◆ DATA EXCERPTS
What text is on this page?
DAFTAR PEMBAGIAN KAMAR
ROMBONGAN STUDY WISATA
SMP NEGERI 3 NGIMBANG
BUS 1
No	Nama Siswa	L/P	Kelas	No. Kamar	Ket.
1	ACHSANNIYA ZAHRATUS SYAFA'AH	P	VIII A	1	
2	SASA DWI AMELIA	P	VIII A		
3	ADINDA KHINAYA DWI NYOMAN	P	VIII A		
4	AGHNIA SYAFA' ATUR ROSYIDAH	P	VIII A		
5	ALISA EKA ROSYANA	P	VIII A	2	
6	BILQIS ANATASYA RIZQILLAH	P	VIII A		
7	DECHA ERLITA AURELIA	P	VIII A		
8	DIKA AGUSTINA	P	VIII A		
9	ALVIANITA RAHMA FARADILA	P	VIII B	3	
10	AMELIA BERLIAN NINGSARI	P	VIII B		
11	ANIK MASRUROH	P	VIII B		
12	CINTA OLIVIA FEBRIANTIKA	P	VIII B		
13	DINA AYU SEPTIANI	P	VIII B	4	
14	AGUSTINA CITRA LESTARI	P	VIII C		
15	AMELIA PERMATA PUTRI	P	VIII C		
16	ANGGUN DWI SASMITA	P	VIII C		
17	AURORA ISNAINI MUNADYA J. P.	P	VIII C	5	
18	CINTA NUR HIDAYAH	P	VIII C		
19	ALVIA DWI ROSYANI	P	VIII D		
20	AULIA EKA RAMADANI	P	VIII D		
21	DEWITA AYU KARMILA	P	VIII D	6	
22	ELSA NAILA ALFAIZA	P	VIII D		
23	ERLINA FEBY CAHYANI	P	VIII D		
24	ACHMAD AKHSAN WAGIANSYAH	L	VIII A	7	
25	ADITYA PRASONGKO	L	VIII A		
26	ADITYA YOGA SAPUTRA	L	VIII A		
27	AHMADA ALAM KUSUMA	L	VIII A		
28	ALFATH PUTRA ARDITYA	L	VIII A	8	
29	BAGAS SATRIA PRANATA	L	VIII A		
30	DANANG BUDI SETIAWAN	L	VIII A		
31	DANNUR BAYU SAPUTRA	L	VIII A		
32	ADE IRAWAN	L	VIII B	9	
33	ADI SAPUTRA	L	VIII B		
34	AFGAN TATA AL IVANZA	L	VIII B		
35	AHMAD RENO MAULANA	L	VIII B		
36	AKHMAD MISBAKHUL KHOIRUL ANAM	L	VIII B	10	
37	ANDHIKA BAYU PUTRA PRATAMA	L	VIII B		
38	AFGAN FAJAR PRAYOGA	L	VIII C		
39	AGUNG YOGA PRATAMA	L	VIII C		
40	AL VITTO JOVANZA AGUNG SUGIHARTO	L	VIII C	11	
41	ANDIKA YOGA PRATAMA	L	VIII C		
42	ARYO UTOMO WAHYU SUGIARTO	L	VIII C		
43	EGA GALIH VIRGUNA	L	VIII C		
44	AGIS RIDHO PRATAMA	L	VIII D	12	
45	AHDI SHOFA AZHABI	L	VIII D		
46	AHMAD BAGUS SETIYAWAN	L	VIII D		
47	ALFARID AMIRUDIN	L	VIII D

◆ YOUR TASK
Gather all lines from the listing above in which "AMELIA" occurs.

◆ TASK ANSWER
2	SASA DWI AMELIA	P	VIII A		
10	AMELIA BERLIAN NINGSARI	P	VIII B		
15	AMELIA PERMATA PUTRI	P	VIII C		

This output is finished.